PROBLEM DETAILS:
Please pick out every row below that contains the word "chevron", and copy each of those rows in full. Case counts.

INPUT MATERIAL:
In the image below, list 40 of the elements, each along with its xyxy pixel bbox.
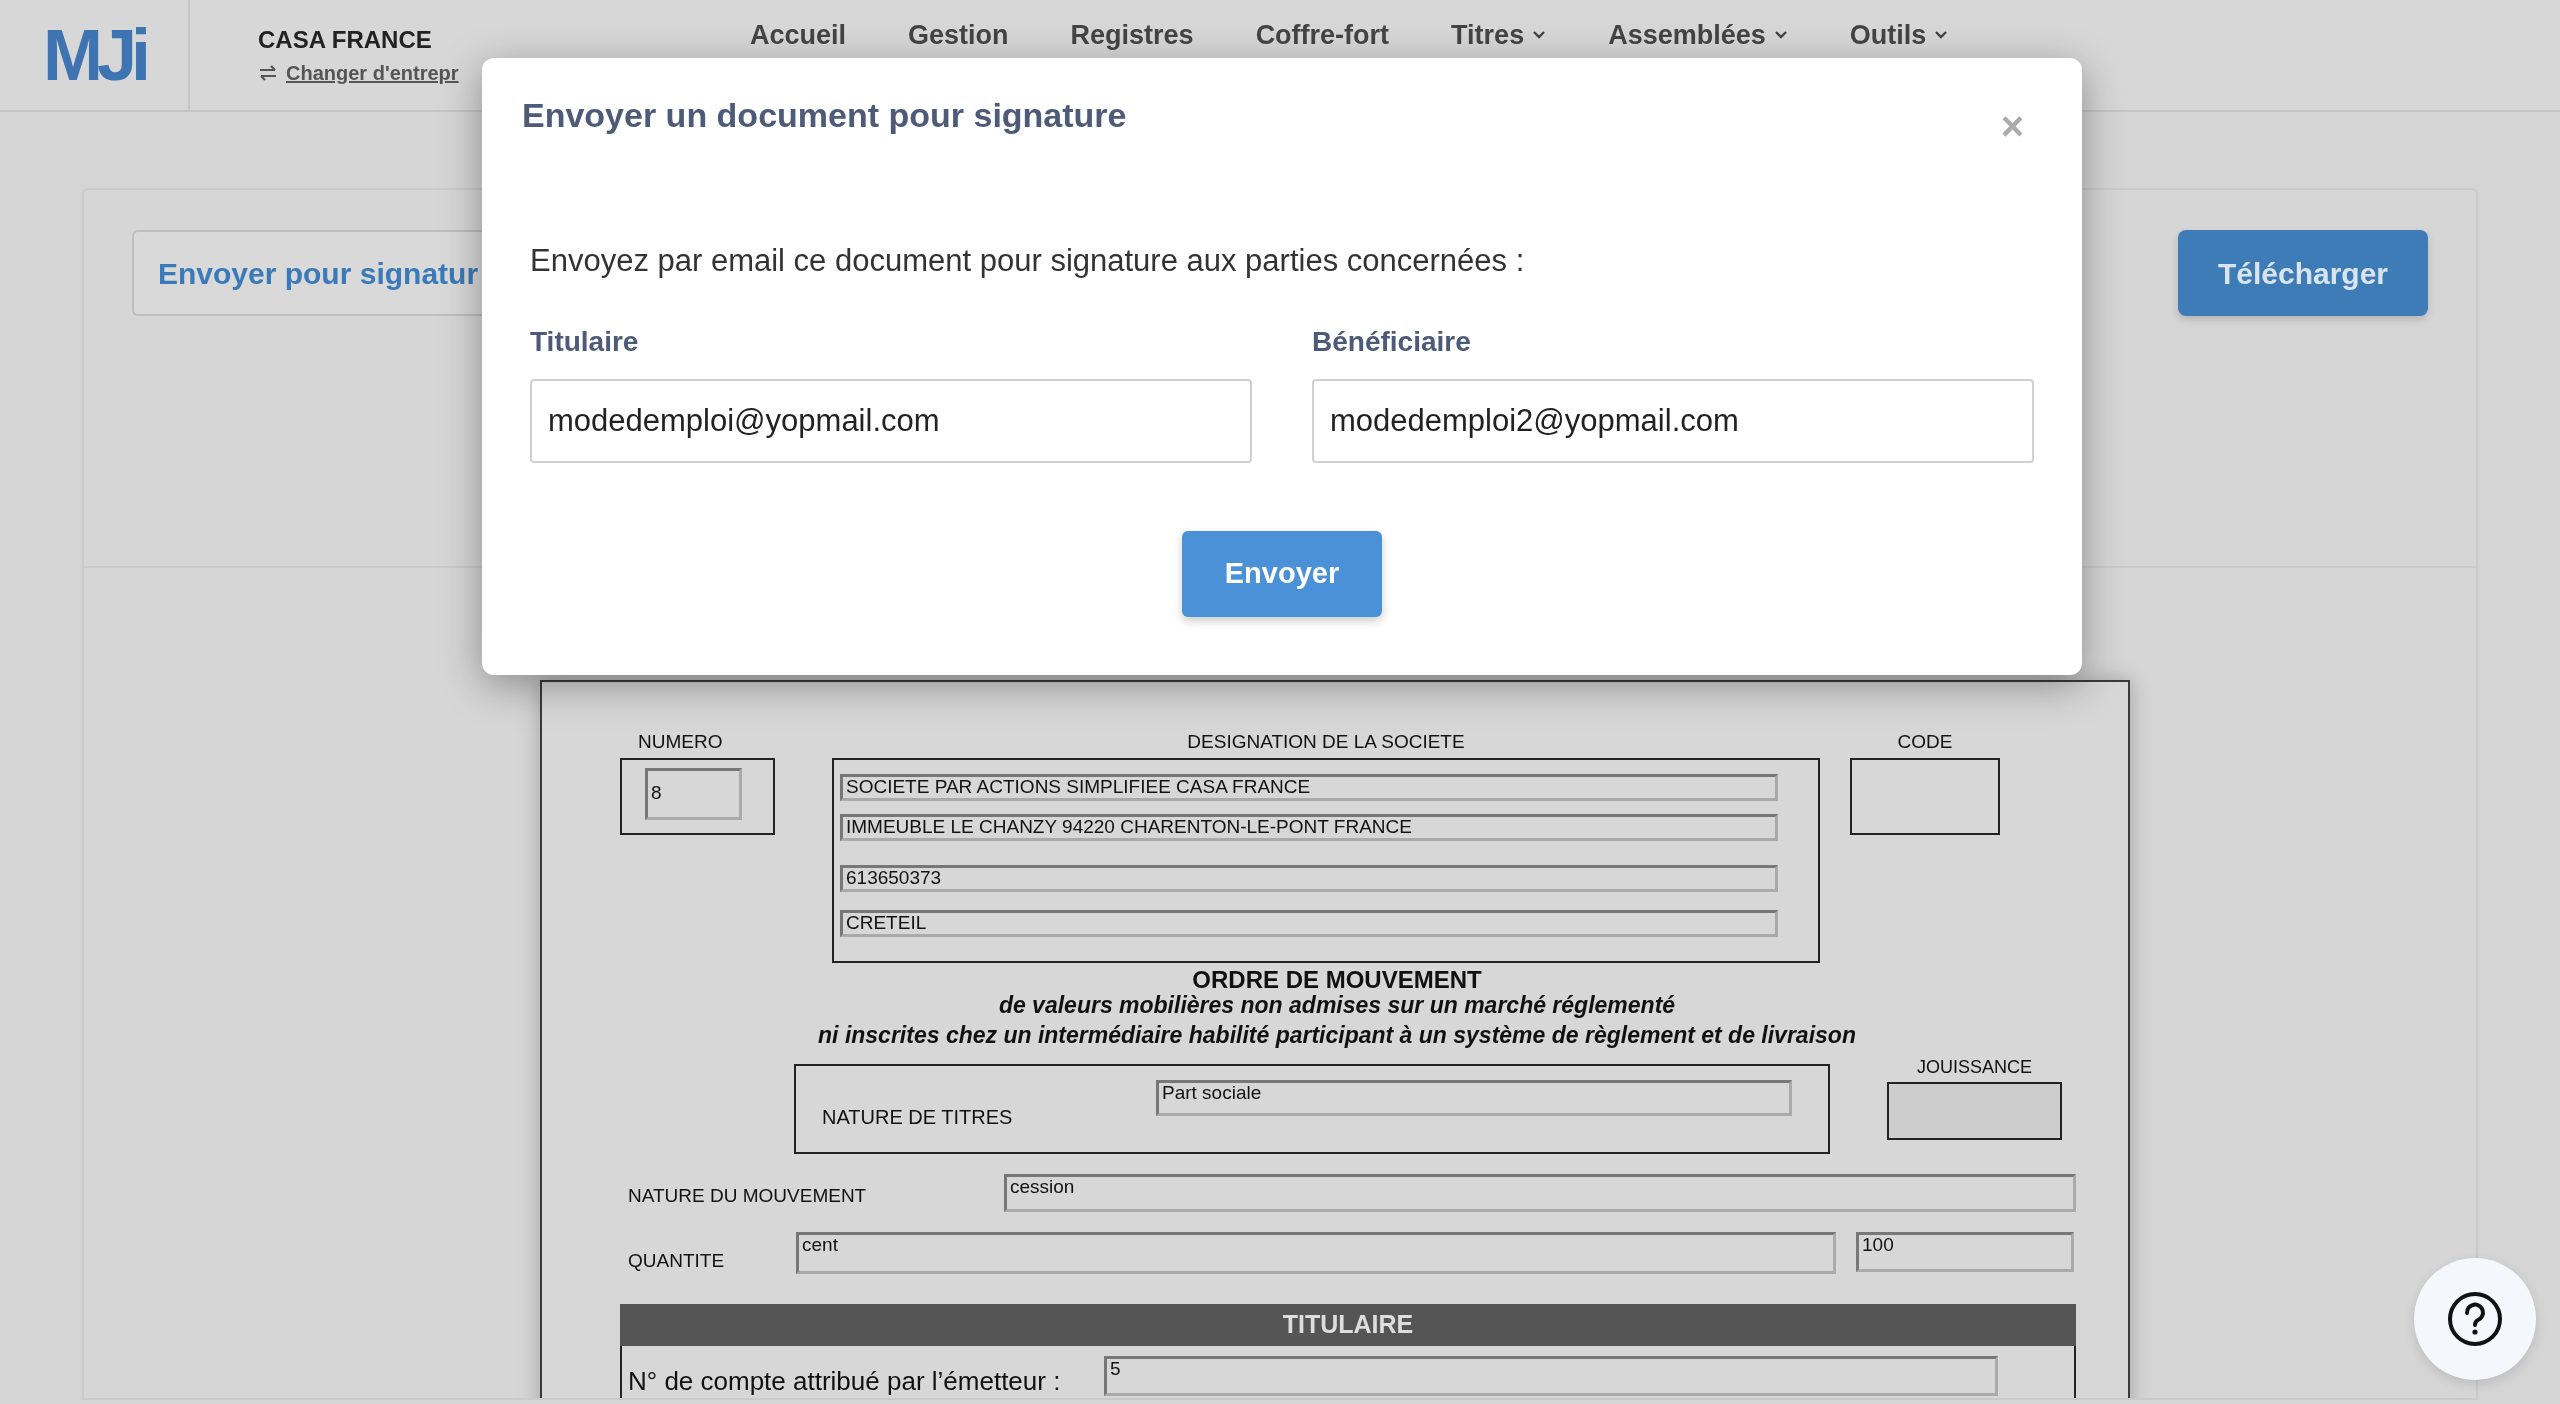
company-name: CASA FRANCE [258, 25, 433, 55]
nav-item[interactable]: Gestion [908, 20, 1009, 50]
field-label: N° de compte attribué par l’émetteur : [628, 1365, 1061, 1398]
chevron-down-icon [1773, 30, 1788, 40]
nav-item[interactable]: Assemblées [1608, 20, 1788, 50]
form-field: cession [1004, 1174, 2076, 1212]
form-field: CRETEIL [840, 910, 1778, 937]
switch-company-link[interactable]: Changer d'entrepr [258, 58, 459, 88]
document-subtitle: ni inscrites chez un intermédiaire habilité participant à un système de règlement et de livraison [817, 1021, 1857, 1050]
field-label: NUMERO [638, 730, 723, 754]
form-field: Part sociale [1156, 1080, 1792, 1116]
email-field[interactable]: modedemploi@yopmail.com [530, 378, 1252, 463]
field-label: Titulaire [530, 324, 640, 359]
field-label: QUANTITE [628, 1249, 725, 1273]
nav-item[interactable]: Outils [1849, 20, 1949, 50]
nav-item[interactable]: Coffre-fort [1255, 20, 1390, 50]
form-field: cent [796, 1232, 1836, 1274]
nav-item[interactable]: Registres [1070, 20, 1194, 50]
email-field[interactable]: modedemploi2@yopmail.com [1312, 378, 2034, 463]
form-field: SOCIETE PAR ACTIONS SIMPLIFIEE CASA FRANCE [840, 774, 1778, 801]
field-label: JOUISSANCE [1916, 1056, 2033, 1079]
section-header: TITULAIRE [620, 1304, 2076, 1346]
nav-item[interactable]: Accueil [750, 20, 847, 50]
swap-icon [258, 65, 278, 81]
form-field: 5 [1104, 1356, 1998, 1396]
form-field: 100 [1856, 1232, 2074, 1272]
field-label: CODE [1896, 730, 1954, 754]
nav-item[interactable]: Titres [1451, 20, 1547, 50]
help-icon [2447, 1291, 2503, 1347]
form-field: IMMEUBLE LE CHANZY 94220 CHARENTON-LE-PONT FRANCE [840, 814, 1778, 841]
form-field: 613650373 [840, 865, 1778, 892]
form-field: 8 [645, 768, 742, 820]
field-label: Bénéficiaire [1312, 324, 1472, 359]
download-button[interactable]: Télécharger [2178, 230, 2428, 316]
field-label: NATURE DE TITRES [822, 1105, 1013, 1130]
chevron-down-icon [1934, 30, 1949, 40]
field-label: DESIGNATION DE LA SOCIETE [1186, 730, 1466, 754]
field-label: NATURE DU MOUVEMENT [628, 1184, 867, 1208]
modal-title: Envoyer un document pour signature [522, 95, 1127, 136]
chevron-down-icon [1532, 30, 1547, 40]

RESPONSE TO THIS EXERCISE:
chevron-down-icon [1773, 30, 1788, 40]
chevron-down-icon [1934, 30, 1949, 40]
chevron-down-icon [1532, 30, 1547, 40]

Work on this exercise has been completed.